## TASK BRIEF
Track down each line that has the word "first" and copy it.

[Stored records]
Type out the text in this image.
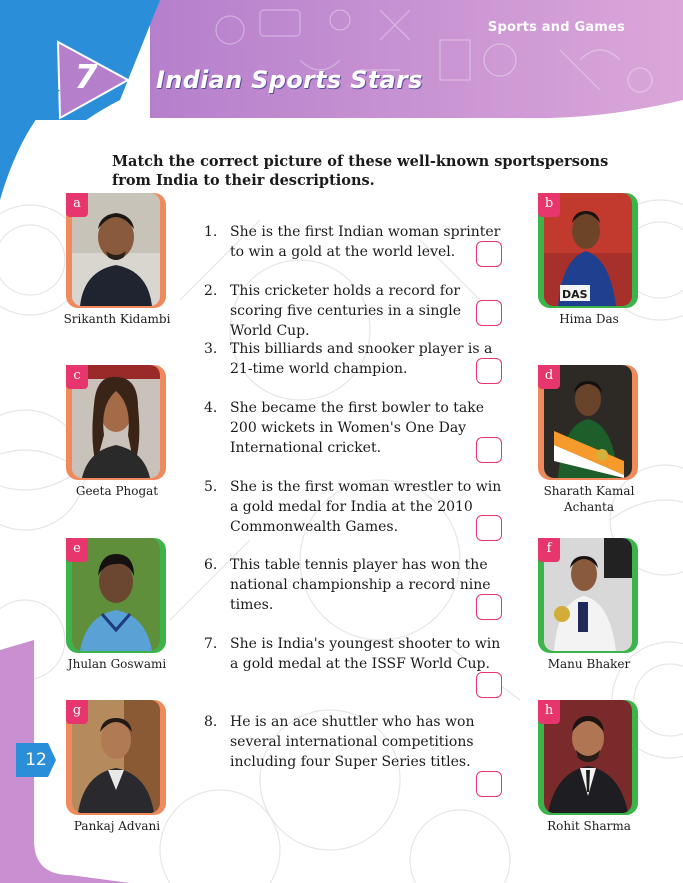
Sports and Games
7 Indian Sports Stars
12
Match the correct picture of these well-known sportspersons from India to their descriptions.
a
Srikanth Kidambi
DAS
b
Hima Das
c
Geeta Phogat
d
Sharath Kamal Achanta
e
Jhulan Goswami
f
Manu Bhaker
g
Pankaj Advani
h
Rohit Sharma
1. She is the first Indian woman sprinter to win a gold at the world level.
2. This cricketer holds a record for scoring five centuries in a single World Cup.
3. This billiards and snooker player is a 21-time world champion.
4. She became the first bowler to take 200 wickets in Women's One Day International cricket.
5. She is the first woman wrestler to win a gold medal for India at the 2010 Commonwealth Games.
6. This table tennis player has won the national championship a record nine times.
7. She is India's youngest shooter to win a gold medal at the ISSF World Cup.
8. He is an ace shuttler who has won several international competitions including four Super Series titles.
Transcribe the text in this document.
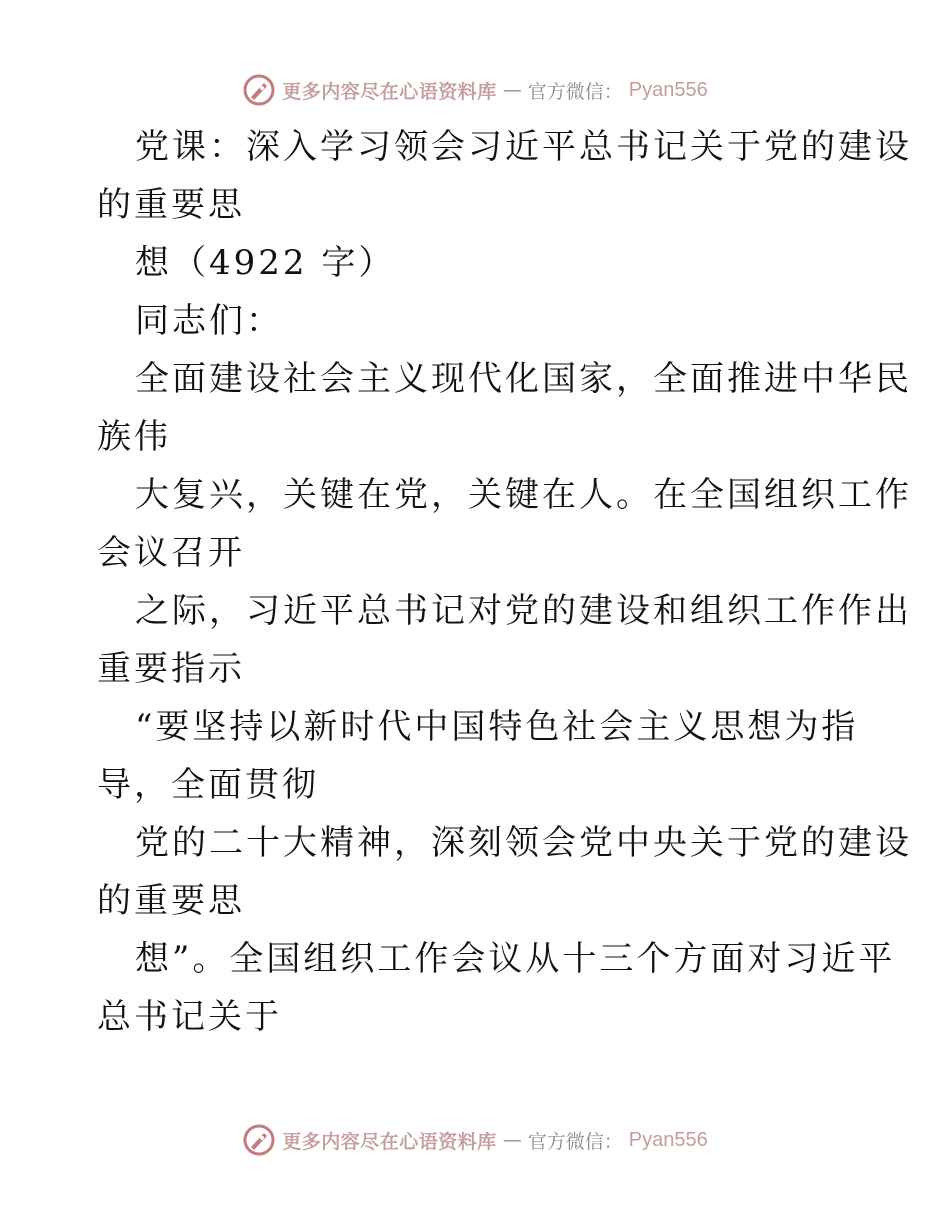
更多内容尽在心语资料库 — 官方微信： Pyan556
党课：深入学习领会习近平总书记关于党的建设
的重要思
想（4922 字）
同志们：
全面建设社会主义现代化国家，全面推进中华民
族伟
大复兴，关键在党，关键在人。在全国组织工作
会议召开
之际，习近平总书记对党的建设和组织工作作出
重要指示
“要坚持以新时代中国特色社会主义思想为指
导，全面贯彻
党的二十大精神，深刻领会党中央关于党的建设
的重要思
想”。全国组织工作会议从十三个方面对习近平
总书记关于
更多内容尽在心语资料库 — 官方微信： Pyan556
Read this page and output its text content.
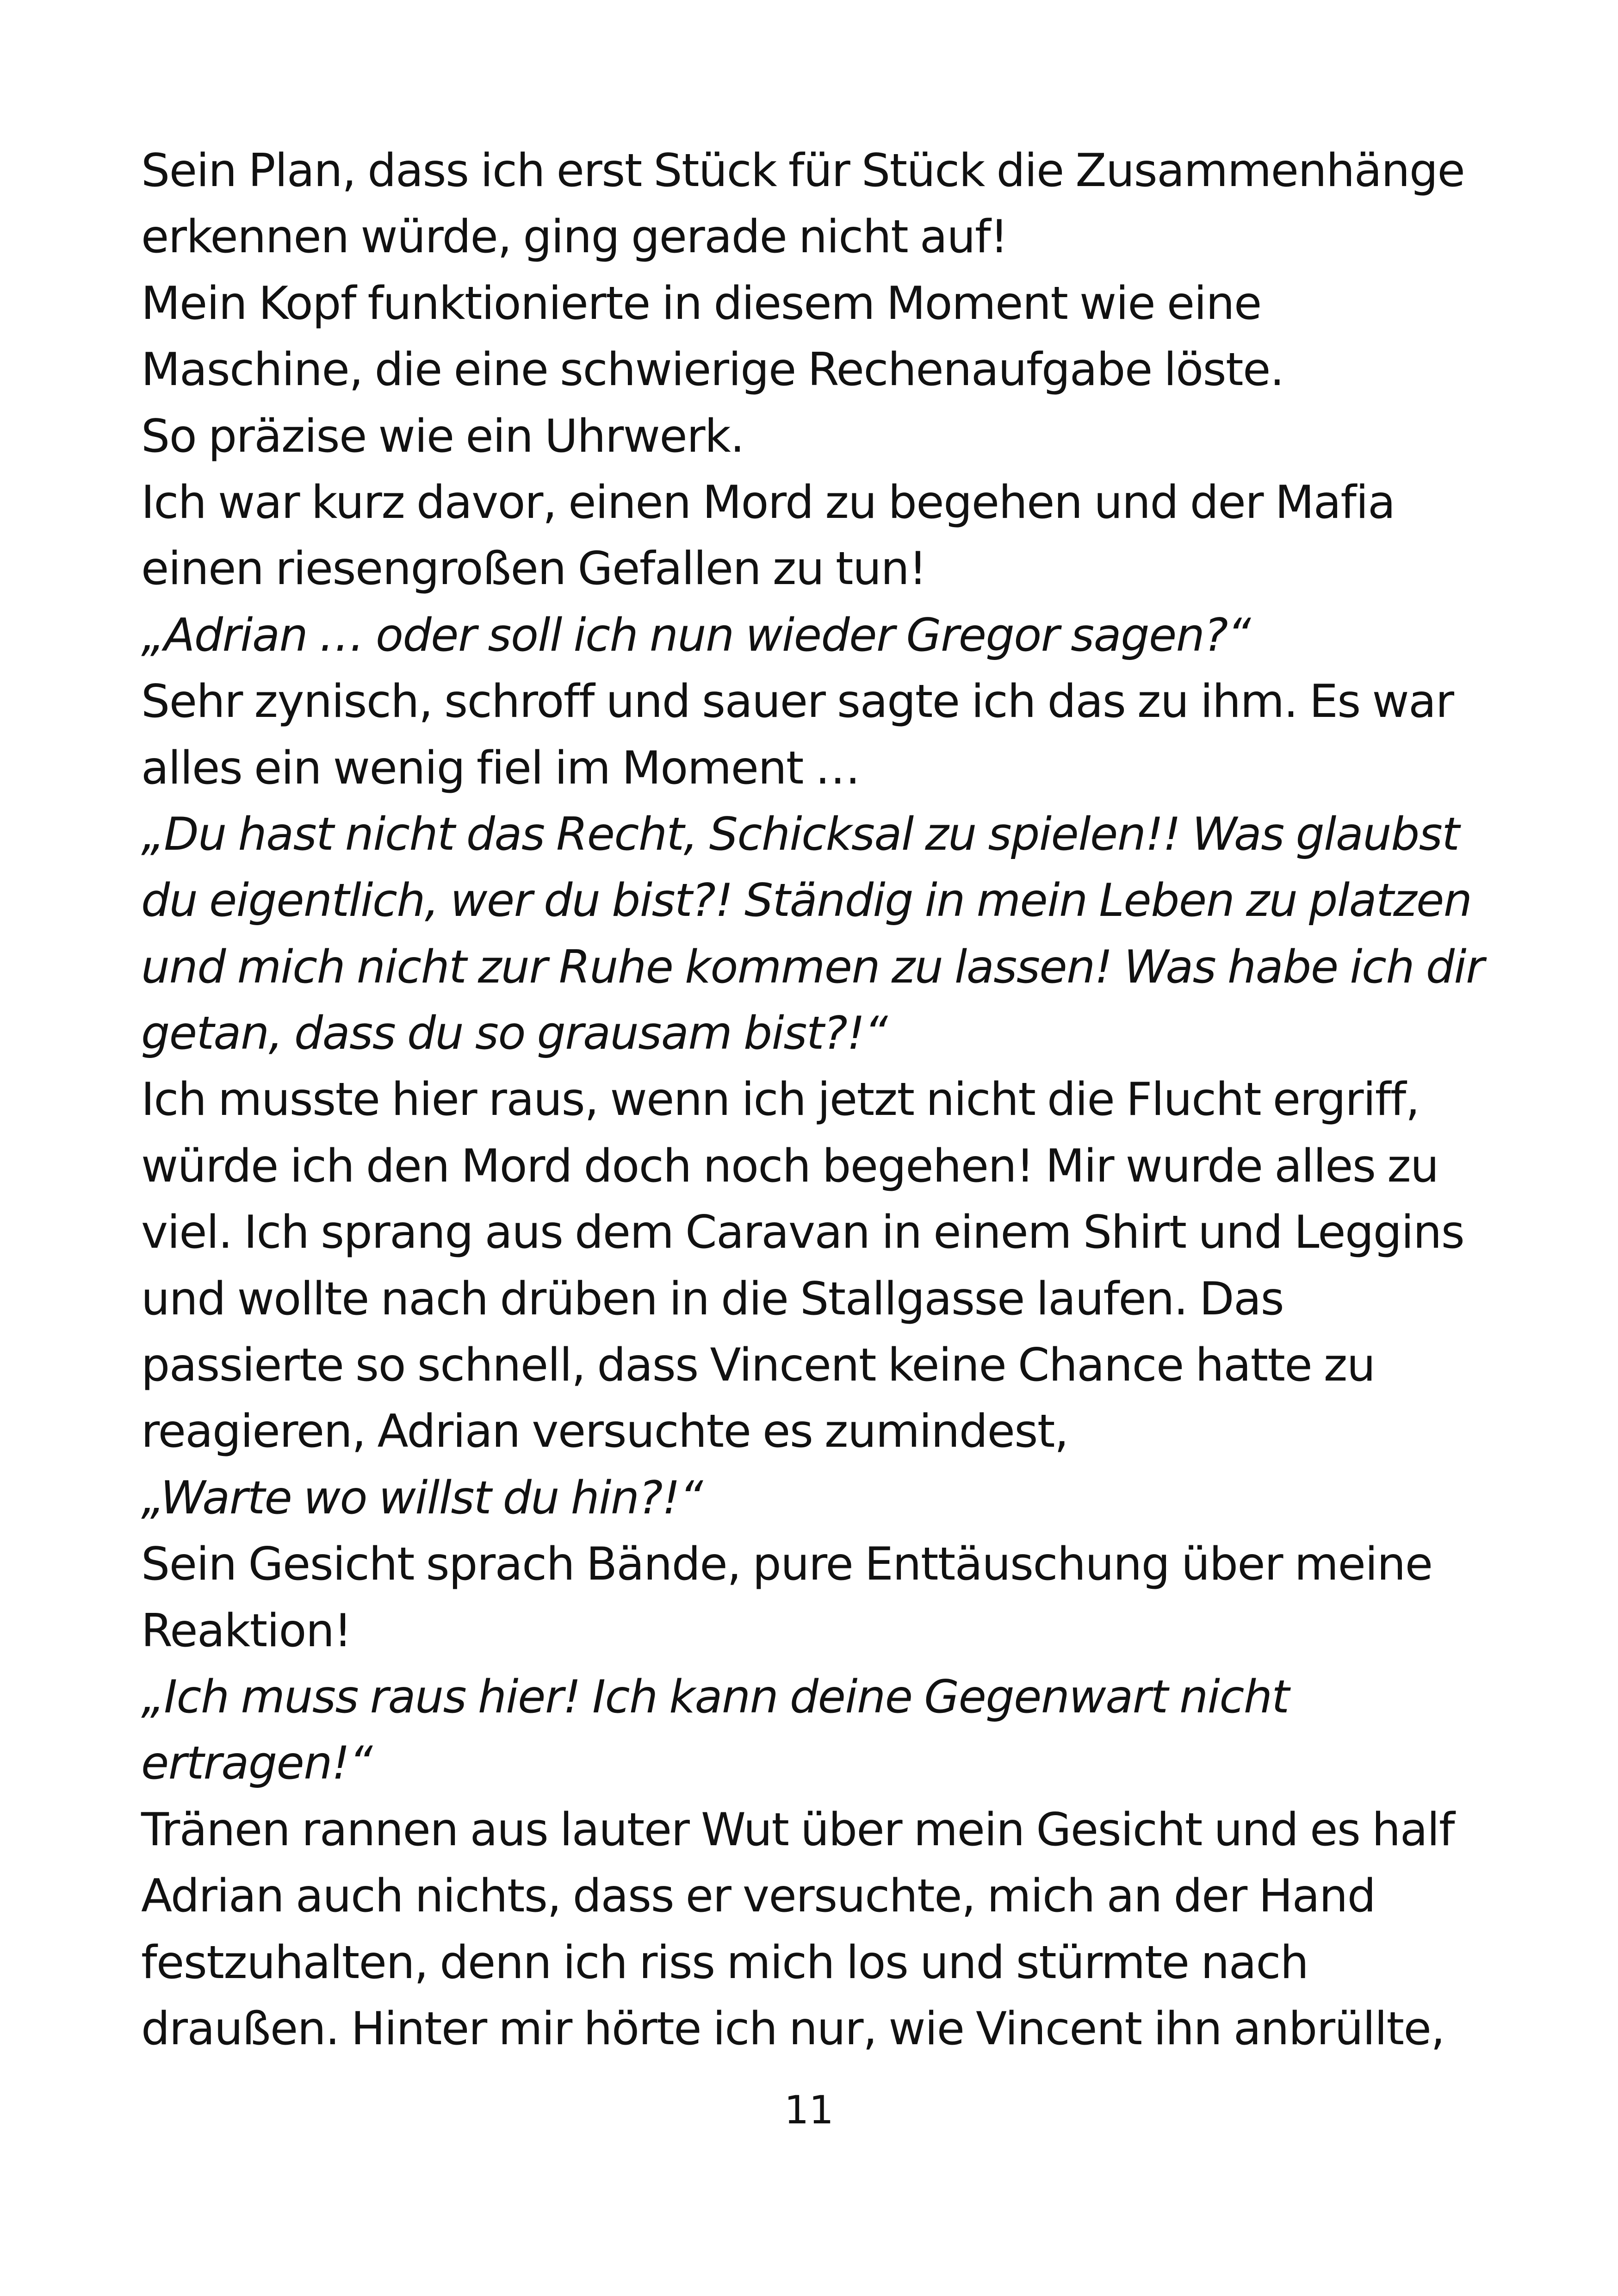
Sein Plan, dass ich erst Stück für Stück die Zusammenhänge
erkennen würde, ging gerade nicht auf!
Mein Kopf funktionierte in diesem Moment wie eine
Maschine, die eine schwierige Rechenaufgabe löste.
So präzise wie ein Uhrwerk.
Ich war kurz davor, einen Mord zu begehen und der Mafia
einen riesengroßen Gefallen zu tun!
„Adrian … oder soll ich nun wieder Gregor sagen?“
Sehr zynisch, schroff und sauer sagte ich das zu ihm. Es war
alles ein wenig fiel im Moment …
„Du hast nicht das Recht, Schicksal zu spielen!! Was glaubst
du eigentlich, wer du bist?! Ständig in mein Leben zu platzen
und mich nicht zur Ruhe kommen zu lassen! Was habe ich dir
getan, dass du so grausam bist?!“
Ich musste hier raus, wenn ich jetzt nicht die Flucht ergriff,
würde ich den Mord doch noch begehen! Mir wurde alles zu
viel. Ich sprang aus dem Caravan in einem Shirt und Leggins
und wollte nach drüben in die Stallgasse laufen. Das
passierte so schnell, dass Vincent keine Chance hatte zu
reagieren, Adrian versuchte es zumindest,
„Warte wo willst du hin?!“
Sein Gesicht sprach Bände, pure Enttäuschung über meine
Reaktion!
„Ich muss raus hier! Ich kann deine Gegenwart nicht
ertragen!“
Tränen rannen aus lauter Wut über mein Gesicht und es half
Adrian auch nichts, dass er versuchte, mich an der Hand
festzuhalten, denn ich riss mich los und stürmte nach
draußen. Hinter mir hörte ich nur, wie Vincent ihn anbrüllte,
11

## RESPONSE TO THE TASK
1. She is the first Indian woman sprinter to win a gold at the world level.
4. She became the first bowler to take 200 wickets in Women's One Day International cricket.
5. She is the first woman wrestler to win a gold medal for India at the 2010 Commonwealth Games.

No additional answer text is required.